** START **

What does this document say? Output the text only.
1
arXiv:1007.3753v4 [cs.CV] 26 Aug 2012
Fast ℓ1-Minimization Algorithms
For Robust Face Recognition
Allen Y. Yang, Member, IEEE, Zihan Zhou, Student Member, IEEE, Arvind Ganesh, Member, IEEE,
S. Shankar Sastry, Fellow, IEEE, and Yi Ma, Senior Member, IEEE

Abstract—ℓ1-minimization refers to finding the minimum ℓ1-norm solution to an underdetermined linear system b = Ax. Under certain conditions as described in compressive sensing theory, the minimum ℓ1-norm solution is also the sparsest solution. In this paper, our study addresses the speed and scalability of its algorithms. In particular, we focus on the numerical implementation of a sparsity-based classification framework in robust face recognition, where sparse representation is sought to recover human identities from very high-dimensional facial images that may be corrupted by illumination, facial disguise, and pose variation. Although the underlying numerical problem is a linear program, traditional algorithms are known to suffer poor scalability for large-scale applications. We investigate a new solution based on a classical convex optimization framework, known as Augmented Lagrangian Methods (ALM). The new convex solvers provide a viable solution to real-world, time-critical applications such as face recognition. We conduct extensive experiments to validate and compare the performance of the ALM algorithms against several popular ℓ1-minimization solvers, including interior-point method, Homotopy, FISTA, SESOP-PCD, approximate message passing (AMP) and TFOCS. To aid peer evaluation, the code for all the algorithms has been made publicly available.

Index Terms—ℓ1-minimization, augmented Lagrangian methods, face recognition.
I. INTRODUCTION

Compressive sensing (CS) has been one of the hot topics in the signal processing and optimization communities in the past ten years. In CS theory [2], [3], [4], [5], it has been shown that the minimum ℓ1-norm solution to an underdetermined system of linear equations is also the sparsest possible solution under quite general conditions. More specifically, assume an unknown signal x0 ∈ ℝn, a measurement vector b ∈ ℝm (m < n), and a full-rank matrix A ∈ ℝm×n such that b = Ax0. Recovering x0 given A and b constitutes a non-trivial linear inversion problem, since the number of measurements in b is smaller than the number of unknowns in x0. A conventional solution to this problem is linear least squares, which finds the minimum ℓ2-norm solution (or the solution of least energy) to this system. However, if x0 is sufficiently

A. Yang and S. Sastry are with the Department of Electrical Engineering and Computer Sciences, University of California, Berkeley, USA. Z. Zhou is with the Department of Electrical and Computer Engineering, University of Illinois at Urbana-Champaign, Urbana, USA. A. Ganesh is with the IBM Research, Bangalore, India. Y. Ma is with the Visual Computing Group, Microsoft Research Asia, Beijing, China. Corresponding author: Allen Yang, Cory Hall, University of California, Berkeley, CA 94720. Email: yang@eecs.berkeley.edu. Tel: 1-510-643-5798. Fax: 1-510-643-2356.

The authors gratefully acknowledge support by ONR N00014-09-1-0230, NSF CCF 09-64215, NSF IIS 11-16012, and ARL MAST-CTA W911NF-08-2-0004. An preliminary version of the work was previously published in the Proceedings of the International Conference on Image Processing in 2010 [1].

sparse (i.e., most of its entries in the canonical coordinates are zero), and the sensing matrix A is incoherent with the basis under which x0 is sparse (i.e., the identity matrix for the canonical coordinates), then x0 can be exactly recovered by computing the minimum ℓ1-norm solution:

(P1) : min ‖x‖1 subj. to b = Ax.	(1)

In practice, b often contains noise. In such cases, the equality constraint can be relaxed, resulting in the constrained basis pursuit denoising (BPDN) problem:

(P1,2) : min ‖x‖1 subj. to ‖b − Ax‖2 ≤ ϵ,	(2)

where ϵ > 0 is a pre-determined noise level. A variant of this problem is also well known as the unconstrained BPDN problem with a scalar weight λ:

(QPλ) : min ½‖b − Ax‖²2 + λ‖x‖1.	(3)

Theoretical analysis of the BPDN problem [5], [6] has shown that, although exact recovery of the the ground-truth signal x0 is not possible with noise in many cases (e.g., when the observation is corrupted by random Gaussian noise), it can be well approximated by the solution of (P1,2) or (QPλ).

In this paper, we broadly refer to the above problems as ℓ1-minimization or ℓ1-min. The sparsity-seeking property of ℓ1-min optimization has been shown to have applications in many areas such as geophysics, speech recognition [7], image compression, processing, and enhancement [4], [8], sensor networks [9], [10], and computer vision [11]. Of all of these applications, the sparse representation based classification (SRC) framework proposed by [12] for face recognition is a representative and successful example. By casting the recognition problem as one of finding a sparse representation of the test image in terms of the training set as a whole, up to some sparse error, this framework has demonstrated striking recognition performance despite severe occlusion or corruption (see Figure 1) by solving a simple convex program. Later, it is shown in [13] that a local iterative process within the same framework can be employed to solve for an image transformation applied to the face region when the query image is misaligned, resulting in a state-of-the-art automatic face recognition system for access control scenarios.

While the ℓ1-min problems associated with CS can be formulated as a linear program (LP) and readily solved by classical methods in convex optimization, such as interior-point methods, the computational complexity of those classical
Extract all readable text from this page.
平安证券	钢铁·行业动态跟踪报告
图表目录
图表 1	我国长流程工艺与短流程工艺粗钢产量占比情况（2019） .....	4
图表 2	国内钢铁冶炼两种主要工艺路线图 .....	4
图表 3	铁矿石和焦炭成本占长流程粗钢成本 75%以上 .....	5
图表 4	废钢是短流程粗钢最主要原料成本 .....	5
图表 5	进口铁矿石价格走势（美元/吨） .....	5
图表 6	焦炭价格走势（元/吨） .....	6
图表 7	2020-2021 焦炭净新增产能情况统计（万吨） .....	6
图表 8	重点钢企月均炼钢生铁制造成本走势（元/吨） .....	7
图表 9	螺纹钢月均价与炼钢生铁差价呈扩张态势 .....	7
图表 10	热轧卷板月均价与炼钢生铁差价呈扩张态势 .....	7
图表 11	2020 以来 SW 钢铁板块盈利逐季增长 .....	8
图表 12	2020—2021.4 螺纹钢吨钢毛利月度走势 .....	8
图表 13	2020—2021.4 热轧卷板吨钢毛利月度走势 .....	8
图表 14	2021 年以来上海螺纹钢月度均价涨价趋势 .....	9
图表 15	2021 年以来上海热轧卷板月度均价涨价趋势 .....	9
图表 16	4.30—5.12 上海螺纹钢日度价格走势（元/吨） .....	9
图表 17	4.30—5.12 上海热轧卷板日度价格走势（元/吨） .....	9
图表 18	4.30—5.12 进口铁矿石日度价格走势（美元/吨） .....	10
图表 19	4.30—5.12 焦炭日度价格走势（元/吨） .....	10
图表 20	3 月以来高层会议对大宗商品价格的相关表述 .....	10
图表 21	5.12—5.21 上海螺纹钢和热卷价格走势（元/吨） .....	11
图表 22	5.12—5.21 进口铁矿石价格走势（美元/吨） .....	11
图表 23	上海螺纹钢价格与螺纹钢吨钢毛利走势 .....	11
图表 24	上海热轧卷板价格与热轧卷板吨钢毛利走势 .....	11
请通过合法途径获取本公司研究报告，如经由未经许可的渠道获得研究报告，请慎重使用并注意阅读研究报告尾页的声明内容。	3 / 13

** END **

Brief:
Reproduce the records above exactly.

In response:
What does this document say? Output the text only.
1
arXiv:1007.3753v4 [cs.CV] 26 Aug 2012
Fast ℓ1-Minimization Algorithms
For Robust Face Recognition
Allen Y. Yang, Member, IEEE, Zihan Zhou, Student Member, IEEE, Arvind Ganesh, Member, IEEE,
S. Shankar Sastry, Fellow, IEEE, and Yi Ma, Senior Member, IEEE

Abstract—ℓ1-minimization refers to finding the minimum ℓ1-norm solution to an underdetermined linear system b = Ax. Under certain conditions as described in compressive sensing theory, the minimum ℓ1-norm solution is also the sparsest solution. In this paper, our study addresses the speed and scalability of its algorithms. In particular, we focus on the numerical implementation of a sparsity-based classification framework in robust face recognition, where sparse representation is sought to recover human identities from very high-dimensional facial images that may be corrupted by illumination, facial disguise, and pose variation. Although the underlying numerical problem is a linear program, traditional algorithms are known to suffer poor scalability for large-scale applications. We investigate a new solution based on a classical convex optimization framework, known as Augmented Lagrangian Methods (ALM). The new convex solvers provide a viable solution to real-world, time-critical applications such as face recognition. We conduct extensive experiments to validate and compare the performance of the ALM algorithms against several popular ℓ1-minimization solvers, including interior-point method, Homotopy, FISTA, SESOP-PCD, approximate message passing (AMP) and TFOCS. To aid peer evaluation, the code for all the algorithms has been made publicly available.

Index Terms—ℓ1-minimization, augmented Lagrangian methods, face recognition.
I. INTRODUCTION

Compressive sensing (CS) has been one of the hot topics in the signal processing and optimization communities in the past ten years. In CS theory [2], [3], [4], [5], it has been shown that the minimum ℓ1-norm solution to an underdetermined system of linear equations is also the sparsest possible solution under quite general conditions. More specifically, assume an unknown signal x0 ∈ ℝn, a measurement vector b ∈ ℝm (m < n), and a full-rank matrix A ∈ ℝm×n such that b = Ax0. Recovering x0 given A and b constitutes a non-trivial linear inversion problem, since the number of measurements in b is smaller than the number of unknowns in x0. A conventional solution to this problem is linear least squares, which finds the minimum ℓ2-norm solution (or the solution of least energy) to this system. However, if x0 is sufficiently

A. Yang and S. Sastry are with the Department of Electrical Engineering and Computer Sciences, University of California, Berkeley, USA. Z. Zhou is with the Department of Electrical and Computer Engineering, University of Illinois at Urbana-Champaign, Urbana, USA. A. Ganesh is with the IBM Research, Bangalore, India. Y. Ma is with the Visual Computing Group, Microsoft Research Asia, Beijing, China. Corresponding author: Allen Yang, Cory Hall, University of California, Berkeley, CA 94720. Email: yang@eecs.berkeley.edu. Tel: 1-510-643-5798. Fax: 1-510-643-2356.

The authors gratefully acknowledge support by ONR N00014-09-1-0230, NSF CCF 09-64215, NSF IIS 11-16012, and ARL MAST-CTA W911NF-08-2-0004. An preliminary version of the work was previously published in the Proceedings of the International Conference on Image Processing in 2010 [1].

sparse (i.e., most of its entries in the canonical coordinates are zero), and the sensing matrix A is incoherent with the basis under which x0 is sparse (i.e., the identity matrix for the canonical coordinates), then x0 can be exactly recovered by computing the minimum ℓ1-norm solution:

(P1) : min ‖x‖1 subj. to b = Ax.	(1)

In practice, b often contains noise. In such cases, the equality constraint can be relaxed, resulting in the constrained basis pursuit denoising (BPDN) problem:

(P1,2) : min ‖x‖1 subj. to ‖b − Ax‖2 ≤ ϵ,	(2)

where ϵ > 0 is a pre-determined noise level. A variant of this problem is also well known as the unconstrained BPDN problem with a scalar weight λ:

(QPλ) : min ½‖b − Ax‖²2 + λ‖x‖1.	(3)

Theoretical analysis of the BPDN problem [5], [6] has shown that, although exact recovery of the the ground-truth signal x0 is not possible with noise in many cases (e.g., when the observation is corrupted by random Gaussian noise), it can be well approximated by the solution of (P1,2) or (QPλ).

In this paper, we broadly refer to the above problems as ℓ1-minimization or ℓ1-min. The sparsity-seeking property of ℓ1-min optimization has been shown to have applications in many areas such as geophysics, speech recognition [7], image compression, processing, and enhancement [4], [8], sensor networks [9], [10], and computer vision [11]. Of all of these applications, the sparse representation based classification (SRC) framework proposed by [12] for face recognition is a representative and successful example. By casting the recognition problem as one of finding a sparse representation of the test image in terms of the training set as a whole, up to some sparse error, this framework has demonstrated striking recognition performance despite severe occlusion or corruption (see Figure 1) by solving a simple convex program. Later, it is shown in [13] that a local iterative process within the same framework can be employed to solve for an image transformation applied to the face region when the query image is misaligned, resulting in a state-of-the-art automatic face recognition system for access control scenarios.

While the ℓ1-min problems associated with CS can be formulated as a linear program (LP) and readily solved by classical methods in convex optimization, such as interior-point methods, the computational complexity of those classical
Extract all readable text from this page.
平安证券	钢铁·行业动态跟踪报告
图表目录
图表 1	我国长流程工艺与短流程工艺粗钢产量占比情况（2019） .....	4
图表 2	国内钢铁冶炼两种主要工艺路线图 .....	4
图表 3	铁矿石和焦炭成本占长流程粗钢成本 75%以上 .....	5
图表 4	废钢是短流程粗钢最主要原料成本 .....	5
图表 5	进口铁矿石价格走势（美元/吨） .....	5
图表 6	焦炭价格走势（元/吨） .....	6
图表 7	2020-2021 焦炭净新增产能情况统计（万吨） .....	6
图表 8	重点钢企月均炼钢生铁制造成本走势（元/吨） .....	7
图表 9	螺纹钢月均价与炼钢生铁差价呈扩张态势 .....	7
图表 10	热轧卷板月均价与炼钢生铁差价呈扩张态势 .....	7
图表 11	2020 以来 SW 钢铁板块盈利逐季增长 .....	8
图表 12	2020—2021.4 螺纹钢吨钢毛利月度走势 .....	8
图表 13	2020—2021.4 热轧卷板吨钢毛利月度走势 .....	8
图表 14	2021 年以来上海螺纹钢月度均价涨价趋势 .....	9
图表 15	2021 年以来上海热轧卷板月度均价涨价趋势 .....	9
图表 16	4.30—5.12 上海螺纹钢日度价格走势（元/吨） .....	9
图表 17	4.30—5.12 上海热轧卷板日度价格走势（元/吨） .....	9
图表 18	4.30—5.12 进口铁矿石日度价格走势（美元/吨） .....	10
图表 19	4.30—5.12 焦炭日度价格走势（元/吨） .....	10
图表 20	3 月以来高层会议对大宗商品价格的相关表述 .....	10
图表 21	5.12—5.21 上海螺纹钢和热卷价格走势（元/吨） .....	11
图表 22	5.12—5.21 进口铁矿石价格走势（美元/吨） .....	11
图表 23	上海螺纹钢价格与螺纹钢吨钢毛利走势 .....	11
图表 24	上海热轧卷板价格与热轧卷板吨钢毛利走势 .....	11
请通过合法途径获取本公司研究报告，如经由未经许可的渠道获得研究报告，请慎重使用并注意阅读研究报告尾页的声明内容。	3 / 13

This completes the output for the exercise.